» What is being asked: Find the lines with the string "Interactive" and return them.

» Records supplied:
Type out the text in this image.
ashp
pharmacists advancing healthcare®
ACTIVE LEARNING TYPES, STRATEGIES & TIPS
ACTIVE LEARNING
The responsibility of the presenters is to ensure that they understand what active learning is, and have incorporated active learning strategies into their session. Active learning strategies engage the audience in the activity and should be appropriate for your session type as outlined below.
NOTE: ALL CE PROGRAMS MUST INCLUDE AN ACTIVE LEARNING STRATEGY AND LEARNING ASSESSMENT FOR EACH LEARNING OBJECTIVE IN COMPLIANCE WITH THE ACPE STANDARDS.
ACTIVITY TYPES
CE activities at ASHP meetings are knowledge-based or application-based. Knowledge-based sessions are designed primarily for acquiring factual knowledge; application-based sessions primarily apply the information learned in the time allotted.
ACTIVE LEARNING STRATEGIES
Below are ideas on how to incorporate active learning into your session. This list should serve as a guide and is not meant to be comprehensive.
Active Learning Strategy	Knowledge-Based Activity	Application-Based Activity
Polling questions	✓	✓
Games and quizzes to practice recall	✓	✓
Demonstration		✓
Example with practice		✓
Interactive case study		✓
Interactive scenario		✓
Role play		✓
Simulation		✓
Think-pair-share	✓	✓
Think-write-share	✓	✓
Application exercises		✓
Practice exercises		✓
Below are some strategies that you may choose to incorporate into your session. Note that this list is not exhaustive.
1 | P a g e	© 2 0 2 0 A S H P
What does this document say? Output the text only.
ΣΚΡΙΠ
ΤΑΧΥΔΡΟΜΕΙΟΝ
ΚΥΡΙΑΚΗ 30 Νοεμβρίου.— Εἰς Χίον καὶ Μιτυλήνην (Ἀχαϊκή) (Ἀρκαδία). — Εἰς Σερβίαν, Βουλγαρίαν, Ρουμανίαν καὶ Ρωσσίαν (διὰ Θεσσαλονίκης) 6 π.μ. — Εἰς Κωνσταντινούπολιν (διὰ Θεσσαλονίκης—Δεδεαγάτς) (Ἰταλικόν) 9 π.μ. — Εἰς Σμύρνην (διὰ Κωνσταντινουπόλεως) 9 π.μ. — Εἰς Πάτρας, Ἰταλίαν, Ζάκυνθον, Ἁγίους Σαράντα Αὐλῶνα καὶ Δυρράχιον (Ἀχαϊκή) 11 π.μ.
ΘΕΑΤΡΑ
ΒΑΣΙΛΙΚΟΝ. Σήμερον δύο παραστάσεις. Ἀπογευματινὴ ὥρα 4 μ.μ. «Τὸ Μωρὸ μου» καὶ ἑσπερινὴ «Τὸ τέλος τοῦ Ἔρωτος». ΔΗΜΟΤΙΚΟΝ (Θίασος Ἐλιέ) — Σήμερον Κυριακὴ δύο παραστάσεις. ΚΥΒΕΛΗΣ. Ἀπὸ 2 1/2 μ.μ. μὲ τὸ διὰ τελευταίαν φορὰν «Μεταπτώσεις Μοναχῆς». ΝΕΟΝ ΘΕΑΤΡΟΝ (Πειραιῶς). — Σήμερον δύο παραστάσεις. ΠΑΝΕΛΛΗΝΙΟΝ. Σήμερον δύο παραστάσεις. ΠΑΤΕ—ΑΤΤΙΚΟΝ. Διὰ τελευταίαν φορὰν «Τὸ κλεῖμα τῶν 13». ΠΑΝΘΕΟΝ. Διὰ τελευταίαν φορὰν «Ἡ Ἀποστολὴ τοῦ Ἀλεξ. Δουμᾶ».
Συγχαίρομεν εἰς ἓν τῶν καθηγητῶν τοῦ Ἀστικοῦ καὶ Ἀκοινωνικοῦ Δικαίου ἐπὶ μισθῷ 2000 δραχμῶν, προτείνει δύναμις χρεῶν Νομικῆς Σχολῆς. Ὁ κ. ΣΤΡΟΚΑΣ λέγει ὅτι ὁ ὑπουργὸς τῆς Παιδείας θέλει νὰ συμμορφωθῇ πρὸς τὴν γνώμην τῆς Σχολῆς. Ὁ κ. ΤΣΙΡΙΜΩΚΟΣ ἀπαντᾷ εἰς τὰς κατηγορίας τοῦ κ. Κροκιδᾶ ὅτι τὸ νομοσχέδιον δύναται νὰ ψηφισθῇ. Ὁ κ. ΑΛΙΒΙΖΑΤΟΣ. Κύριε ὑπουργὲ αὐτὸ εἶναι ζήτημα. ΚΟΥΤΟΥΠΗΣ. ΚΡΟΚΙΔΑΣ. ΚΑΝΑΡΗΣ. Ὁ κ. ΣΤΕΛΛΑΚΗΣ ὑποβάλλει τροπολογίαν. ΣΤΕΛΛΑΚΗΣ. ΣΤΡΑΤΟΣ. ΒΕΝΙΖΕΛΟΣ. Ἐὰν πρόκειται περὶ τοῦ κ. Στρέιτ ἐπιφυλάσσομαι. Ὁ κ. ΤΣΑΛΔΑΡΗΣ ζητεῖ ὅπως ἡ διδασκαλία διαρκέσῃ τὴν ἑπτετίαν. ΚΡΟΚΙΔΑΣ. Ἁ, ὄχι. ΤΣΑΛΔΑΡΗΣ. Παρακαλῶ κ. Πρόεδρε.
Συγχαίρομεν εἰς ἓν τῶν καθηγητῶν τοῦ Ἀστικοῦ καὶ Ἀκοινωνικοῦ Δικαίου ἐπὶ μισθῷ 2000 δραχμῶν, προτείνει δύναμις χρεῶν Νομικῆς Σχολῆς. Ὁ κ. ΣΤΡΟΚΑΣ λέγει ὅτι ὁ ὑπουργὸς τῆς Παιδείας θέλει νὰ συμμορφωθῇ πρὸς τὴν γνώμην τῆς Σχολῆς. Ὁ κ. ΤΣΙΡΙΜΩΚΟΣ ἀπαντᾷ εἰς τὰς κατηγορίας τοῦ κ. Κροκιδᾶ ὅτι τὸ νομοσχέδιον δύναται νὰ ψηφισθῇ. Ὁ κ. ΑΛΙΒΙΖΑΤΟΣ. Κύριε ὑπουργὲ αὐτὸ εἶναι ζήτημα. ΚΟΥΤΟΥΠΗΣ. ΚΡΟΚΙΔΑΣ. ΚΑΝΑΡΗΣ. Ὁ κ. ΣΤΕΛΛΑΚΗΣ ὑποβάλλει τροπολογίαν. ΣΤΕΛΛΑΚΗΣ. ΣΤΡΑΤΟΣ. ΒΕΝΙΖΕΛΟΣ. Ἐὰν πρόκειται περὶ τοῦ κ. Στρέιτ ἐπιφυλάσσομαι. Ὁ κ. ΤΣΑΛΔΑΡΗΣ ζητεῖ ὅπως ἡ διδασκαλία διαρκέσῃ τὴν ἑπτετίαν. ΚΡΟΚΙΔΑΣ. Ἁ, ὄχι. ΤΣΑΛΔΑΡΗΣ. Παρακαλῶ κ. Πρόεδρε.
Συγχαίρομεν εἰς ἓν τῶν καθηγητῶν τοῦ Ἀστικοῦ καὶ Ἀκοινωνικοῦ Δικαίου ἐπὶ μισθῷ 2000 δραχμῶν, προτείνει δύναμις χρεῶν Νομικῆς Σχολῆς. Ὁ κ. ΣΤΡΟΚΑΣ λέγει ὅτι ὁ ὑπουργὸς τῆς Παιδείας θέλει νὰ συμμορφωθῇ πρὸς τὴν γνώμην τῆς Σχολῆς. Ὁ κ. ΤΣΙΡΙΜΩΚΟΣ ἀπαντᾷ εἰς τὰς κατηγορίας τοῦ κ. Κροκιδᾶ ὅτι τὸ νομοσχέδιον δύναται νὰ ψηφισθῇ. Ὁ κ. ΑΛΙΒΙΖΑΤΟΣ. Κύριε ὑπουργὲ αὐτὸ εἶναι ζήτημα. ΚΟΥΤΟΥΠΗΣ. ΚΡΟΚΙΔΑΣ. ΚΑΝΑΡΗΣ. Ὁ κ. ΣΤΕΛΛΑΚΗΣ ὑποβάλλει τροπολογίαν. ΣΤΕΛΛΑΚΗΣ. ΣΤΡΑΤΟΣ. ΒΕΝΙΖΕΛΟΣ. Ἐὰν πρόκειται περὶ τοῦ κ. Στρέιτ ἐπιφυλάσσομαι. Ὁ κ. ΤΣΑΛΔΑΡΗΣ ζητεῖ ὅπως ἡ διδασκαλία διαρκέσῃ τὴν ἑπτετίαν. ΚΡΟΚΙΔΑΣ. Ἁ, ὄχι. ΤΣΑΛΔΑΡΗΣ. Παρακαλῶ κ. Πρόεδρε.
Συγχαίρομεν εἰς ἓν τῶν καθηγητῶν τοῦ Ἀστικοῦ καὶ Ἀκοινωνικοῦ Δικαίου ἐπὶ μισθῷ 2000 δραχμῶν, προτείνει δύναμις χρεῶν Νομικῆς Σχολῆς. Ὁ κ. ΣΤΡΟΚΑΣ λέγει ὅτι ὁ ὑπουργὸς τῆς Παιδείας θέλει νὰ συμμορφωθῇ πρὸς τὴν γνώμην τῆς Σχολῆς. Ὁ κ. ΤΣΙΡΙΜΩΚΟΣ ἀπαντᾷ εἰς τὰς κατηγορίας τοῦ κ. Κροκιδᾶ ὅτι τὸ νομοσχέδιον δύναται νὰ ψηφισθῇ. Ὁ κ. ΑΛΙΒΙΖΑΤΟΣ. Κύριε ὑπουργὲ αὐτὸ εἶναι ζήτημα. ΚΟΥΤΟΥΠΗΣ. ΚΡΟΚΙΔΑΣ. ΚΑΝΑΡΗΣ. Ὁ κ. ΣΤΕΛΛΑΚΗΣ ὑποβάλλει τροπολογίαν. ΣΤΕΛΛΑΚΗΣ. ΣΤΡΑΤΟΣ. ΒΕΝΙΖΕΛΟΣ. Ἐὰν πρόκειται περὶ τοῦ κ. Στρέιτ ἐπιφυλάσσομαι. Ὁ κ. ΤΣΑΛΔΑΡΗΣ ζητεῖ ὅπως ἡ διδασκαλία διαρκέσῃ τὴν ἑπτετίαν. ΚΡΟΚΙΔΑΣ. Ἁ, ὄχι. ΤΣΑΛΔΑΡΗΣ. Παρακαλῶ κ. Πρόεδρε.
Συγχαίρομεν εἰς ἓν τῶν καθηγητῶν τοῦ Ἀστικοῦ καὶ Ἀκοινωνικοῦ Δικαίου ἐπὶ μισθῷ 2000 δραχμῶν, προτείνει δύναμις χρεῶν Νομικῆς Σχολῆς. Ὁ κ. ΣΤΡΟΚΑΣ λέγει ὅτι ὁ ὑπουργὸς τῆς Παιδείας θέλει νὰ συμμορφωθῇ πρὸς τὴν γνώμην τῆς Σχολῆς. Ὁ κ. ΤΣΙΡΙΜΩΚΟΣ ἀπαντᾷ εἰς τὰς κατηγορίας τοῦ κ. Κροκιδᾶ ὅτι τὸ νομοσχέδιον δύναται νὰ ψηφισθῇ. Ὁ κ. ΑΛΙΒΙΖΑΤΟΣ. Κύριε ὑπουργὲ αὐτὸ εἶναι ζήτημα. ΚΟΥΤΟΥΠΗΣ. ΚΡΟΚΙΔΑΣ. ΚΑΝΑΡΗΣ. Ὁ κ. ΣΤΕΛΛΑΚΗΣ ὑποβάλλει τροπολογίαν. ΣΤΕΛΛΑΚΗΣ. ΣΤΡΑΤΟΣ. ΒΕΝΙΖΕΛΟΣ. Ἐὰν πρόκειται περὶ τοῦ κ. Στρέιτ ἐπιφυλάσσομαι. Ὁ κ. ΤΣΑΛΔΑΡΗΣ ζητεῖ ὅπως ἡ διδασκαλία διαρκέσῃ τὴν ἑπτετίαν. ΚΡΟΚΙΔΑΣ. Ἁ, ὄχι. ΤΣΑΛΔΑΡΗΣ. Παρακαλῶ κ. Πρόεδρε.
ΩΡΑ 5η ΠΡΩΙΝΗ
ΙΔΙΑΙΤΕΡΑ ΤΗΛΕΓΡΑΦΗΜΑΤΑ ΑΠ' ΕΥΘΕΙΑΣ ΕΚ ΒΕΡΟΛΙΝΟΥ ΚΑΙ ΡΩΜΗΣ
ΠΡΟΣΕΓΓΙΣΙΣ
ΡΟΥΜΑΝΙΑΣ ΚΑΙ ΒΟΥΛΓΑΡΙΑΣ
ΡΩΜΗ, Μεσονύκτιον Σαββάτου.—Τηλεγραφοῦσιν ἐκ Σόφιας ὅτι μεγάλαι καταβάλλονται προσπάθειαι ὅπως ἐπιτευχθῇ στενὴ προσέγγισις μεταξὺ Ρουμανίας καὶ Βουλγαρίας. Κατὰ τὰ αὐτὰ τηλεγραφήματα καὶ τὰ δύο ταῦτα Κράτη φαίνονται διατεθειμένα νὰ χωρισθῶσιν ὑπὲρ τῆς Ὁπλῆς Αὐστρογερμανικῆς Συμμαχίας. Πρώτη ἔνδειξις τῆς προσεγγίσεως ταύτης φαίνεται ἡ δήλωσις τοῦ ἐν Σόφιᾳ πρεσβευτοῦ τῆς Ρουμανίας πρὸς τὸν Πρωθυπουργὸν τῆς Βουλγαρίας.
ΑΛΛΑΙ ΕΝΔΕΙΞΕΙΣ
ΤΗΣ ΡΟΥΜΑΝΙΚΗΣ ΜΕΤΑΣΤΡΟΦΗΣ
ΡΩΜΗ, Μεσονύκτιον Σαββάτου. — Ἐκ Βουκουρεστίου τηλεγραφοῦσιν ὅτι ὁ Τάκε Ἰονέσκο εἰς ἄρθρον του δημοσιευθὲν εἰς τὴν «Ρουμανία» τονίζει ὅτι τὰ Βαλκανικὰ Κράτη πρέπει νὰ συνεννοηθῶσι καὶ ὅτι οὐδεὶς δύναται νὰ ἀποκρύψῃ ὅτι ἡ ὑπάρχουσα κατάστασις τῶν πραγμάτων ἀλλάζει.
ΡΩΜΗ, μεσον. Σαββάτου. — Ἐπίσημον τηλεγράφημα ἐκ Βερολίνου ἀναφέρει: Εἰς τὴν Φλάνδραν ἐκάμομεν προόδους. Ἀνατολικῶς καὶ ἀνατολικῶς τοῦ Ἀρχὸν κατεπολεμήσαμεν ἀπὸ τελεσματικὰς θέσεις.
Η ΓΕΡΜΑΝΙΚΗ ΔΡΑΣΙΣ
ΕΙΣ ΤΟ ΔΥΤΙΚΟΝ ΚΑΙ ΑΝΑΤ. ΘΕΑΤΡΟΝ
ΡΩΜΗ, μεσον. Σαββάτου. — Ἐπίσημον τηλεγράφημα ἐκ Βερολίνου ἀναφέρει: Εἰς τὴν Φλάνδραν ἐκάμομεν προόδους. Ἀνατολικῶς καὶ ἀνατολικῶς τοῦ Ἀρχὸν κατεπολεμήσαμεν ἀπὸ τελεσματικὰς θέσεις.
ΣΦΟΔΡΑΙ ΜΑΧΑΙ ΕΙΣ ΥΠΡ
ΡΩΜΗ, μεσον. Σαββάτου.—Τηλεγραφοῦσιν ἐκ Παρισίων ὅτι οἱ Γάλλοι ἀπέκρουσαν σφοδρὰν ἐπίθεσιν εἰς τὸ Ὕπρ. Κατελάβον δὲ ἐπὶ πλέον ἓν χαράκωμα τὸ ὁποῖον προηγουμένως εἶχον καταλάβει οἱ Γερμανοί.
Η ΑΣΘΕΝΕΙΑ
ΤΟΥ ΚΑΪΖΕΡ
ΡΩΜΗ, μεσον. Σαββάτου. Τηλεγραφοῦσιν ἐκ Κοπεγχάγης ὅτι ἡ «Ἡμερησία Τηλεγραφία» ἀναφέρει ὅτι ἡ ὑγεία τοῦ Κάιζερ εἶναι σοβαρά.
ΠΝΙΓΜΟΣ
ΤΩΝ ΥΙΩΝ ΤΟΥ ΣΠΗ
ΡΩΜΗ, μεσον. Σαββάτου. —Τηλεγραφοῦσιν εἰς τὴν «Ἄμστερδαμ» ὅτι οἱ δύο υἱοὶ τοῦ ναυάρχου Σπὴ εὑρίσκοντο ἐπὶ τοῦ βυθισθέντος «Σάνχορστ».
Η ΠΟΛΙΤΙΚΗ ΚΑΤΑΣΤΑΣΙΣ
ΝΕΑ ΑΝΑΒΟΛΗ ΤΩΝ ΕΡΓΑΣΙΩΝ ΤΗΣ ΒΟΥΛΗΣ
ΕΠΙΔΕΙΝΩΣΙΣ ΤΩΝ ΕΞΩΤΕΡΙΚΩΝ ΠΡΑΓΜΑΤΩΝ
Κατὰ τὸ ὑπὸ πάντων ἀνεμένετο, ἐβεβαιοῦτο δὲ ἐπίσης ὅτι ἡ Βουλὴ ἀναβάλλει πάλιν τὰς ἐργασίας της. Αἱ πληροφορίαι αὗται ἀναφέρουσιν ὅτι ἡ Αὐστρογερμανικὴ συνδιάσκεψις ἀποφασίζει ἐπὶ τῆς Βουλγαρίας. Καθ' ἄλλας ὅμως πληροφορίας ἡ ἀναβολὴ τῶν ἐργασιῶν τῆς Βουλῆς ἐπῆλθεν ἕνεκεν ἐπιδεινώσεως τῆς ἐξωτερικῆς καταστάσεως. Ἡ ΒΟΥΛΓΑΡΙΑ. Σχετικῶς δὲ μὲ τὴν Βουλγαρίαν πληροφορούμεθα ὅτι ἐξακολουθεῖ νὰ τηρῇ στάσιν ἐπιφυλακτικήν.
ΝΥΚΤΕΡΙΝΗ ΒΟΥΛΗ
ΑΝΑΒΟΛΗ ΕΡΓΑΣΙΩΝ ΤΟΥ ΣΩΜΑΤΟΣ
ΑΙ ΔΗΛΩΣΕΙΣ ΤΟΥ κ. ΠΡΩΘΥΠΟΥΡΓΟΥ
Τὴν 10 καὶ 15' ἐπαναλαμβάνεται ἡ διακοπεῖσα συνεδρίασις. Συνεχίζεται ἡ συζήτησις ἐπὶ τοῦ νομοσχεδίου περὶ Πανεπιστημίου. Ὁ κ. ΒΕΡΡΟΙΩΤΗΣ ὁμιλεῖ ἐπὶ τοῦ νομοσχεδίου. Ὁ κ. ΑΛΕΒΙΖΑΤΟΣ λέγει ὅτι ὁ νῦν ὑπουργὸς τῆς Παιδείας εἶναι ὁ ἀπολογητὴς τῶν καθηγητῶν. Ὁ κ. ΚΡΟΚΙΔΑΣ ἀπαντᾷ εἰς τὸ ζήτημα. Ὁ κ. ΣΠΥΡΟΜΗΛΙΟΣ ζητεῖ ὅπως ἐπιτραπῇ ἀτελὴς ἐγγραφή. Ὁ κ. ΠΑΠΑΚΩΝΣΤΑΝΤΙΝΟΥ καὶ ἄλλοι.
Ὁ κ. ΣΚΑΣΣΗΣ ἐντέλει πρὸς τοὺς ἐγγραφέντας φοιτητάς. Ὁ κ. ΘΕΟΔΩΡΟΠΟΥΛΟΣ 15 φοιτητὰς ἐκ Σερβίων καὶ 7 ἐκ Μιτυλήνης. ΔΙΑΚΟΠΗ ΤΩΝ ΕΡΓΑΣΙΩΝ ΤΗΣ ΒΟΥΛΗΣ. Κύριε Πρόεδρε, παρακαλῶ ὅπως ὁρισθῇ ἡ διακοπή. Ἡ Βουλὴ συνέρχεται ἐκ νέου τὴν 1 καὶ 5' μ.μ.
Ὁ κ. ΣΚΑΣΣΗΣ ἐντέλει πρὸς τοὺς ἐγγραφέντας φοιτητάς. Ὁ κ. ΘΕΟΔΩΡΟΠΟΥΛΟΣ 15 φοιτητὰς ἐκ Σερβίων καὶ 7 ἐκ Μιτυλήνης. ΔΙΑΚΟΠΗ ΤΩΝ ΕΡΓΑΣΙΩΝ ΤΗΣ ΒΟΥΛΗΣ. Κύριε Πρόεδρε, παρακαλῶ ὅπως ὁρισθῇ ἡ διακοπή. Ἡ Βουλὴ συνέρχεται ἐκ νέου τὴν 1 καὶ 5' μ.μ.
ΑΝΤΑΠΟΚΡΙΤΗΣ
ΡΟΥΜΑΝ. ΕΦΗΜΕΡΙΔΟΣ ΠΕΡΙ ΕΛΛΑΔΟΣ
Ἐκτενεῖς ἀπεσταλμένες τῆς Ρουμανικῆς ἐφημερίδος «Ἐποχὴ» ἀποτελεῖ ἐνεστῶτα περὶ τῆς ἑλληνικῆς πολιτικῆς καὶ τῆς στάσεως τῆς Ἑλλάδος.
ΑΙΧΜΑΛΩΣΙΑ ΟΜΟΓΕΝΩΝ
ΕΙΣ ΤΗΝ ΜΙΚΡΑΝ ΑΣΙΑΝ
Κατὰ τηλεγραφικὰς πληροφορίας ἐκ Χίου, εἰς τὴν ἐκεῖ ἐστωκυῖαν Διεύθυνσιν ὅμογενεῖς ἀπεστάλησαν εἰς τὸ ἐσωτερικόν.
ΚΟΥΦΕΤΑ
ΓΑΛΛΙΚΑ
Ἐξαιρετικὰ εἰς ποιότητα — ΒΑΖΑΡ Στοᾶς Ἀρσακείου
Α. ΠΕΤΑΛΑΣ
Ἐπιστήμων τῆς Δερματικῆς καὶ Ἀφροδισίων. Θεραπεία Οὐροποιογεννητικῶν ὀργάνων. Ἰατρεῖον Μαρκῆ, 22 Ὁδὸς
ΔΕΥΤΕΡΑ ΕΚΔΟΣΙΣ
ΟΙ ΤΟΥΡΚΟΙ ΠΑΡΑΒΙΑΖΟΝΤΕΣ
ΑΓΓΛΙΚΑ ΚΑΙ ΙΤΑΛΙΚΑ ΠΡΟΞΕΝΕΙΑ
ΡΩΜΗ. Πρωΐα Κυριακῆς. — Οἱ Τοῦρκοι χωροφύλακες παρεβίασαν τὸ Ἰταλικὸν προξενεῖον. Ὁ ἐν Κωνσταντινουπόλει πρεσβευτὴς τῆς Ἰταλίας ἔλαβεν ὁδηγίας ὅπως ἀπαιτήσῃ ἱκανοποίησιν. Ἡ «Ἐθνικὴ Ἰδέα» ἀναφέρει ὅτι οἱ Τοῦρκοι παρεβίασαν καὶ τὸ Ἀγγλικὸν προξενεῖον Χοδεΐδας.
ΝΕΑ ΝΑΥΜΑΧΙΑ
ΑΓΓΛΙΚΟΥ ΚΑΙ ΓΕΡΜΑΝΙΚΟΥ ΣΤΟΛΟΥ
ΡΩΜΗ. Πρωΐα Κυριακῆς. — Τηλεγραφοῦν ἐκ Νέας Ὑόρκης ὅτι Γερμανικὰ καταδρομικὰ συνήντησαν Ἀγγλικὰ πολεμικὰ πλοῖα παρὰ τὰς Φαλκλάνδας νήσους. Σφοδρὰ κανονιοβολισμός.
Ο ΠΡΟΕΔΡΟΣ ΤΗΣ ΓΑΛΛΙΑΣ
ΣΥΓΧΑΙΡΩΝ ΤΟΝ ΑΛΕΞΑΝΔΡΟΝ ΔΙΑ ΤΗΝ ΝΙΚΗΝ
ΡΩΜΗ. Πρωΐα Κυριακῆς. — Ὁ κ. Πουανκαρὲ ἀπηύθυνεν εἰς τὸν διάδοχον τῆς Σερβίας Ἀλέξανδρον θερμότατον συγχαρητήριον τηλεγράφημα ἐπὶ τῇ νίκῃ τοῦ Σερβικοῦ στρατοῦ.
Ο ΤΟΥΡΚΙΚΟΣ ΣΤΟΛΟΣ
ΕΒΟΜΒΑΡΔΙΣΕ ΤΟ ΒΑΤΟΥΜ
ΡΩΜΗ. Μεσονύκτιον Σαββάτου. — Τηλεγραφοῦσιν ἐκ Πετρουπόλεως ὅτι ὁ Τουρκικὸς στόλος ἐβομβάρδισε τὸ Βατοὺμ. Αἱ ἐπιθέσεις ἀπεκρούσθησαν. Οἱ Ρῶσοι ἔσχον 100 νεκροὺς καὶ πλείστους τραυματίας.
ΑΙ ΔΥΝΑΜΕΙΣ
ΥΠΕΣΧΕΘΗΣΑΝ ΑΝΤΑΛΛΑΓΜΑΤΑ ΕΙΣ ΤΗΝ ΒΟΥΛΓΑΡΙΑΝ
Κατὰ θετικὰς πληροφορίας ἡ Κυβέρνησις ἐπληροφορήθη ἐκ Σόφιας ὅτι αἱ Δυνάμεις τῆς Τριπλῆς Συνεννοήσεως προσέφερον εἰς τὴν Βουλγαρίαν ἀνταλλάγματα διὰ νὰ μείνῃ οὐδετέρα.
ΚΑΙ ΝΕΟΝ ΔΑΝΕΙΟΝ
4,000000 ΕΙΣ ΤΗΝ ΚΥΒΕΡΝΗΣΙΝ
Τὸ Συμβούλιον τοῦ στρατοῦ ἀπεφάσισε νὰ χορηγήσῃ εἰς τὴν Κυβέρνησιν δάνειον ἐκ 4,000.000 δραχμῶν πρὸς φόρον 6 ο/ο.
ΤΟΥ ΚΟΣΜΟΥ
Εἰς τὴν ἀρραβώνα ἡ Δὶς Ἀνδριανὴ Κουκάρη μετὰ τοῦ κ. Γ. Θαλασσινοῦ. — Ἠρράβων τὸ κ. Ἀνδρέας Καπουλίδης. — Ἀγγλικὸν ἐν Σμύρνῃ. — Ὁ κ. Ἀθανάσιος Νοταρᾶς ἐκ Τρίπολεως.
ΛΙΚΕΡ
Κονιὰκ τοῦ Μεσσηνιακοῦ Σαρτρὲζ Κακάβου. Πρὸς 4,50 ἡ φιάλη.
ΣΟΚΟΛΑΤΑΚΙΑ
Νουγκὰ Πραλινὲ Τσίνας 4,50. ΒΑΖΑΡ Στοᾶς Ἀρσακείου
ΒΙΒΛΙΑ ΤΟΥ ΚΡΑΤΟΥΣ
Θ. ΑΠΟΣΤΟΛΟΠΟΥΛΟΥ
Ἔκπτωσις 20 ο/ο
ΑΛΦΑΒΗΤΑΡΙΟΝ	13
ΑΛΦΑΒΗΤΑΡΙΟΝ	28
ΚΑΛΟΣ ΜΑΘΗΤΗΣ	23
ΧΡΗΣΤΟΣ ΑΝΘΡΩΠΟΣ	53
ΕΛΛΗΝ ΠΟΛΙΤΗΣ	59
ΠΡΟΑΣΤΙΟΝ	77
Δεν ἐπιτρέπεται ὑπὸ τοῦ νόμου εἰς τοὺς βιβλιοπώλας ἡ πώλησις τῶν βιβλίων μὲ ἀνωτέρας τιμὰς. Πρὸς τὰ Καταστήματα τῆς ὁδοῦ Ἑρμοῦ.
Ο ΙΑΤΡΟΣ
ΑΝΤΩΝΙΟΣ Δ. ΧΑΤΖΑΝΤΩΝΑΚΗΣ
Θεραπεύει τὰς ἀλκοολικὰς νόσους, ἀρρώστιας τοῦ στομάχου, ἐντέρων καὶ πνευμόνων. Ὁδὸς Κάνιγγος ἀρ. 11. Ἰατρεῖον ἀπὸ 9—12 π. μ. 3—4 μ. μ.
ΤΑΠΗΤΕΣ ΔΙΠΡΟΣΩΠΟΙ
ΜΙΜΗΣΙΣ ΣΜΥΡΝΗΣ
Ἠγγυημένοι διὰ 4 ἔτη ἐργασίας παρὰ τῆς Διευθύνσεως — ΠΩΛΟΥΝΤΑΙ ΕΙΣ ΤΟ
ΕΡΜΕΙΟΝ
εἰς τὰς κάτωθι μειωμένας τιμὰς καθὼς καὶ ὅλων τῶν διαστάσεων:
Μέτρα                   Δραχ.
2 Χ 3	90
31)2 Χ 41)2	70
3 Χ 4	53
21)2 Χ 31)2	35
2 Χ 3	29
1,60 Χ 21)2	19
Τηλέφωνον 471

» Task response:
Interactive case study		✓
Interactive scenario		✓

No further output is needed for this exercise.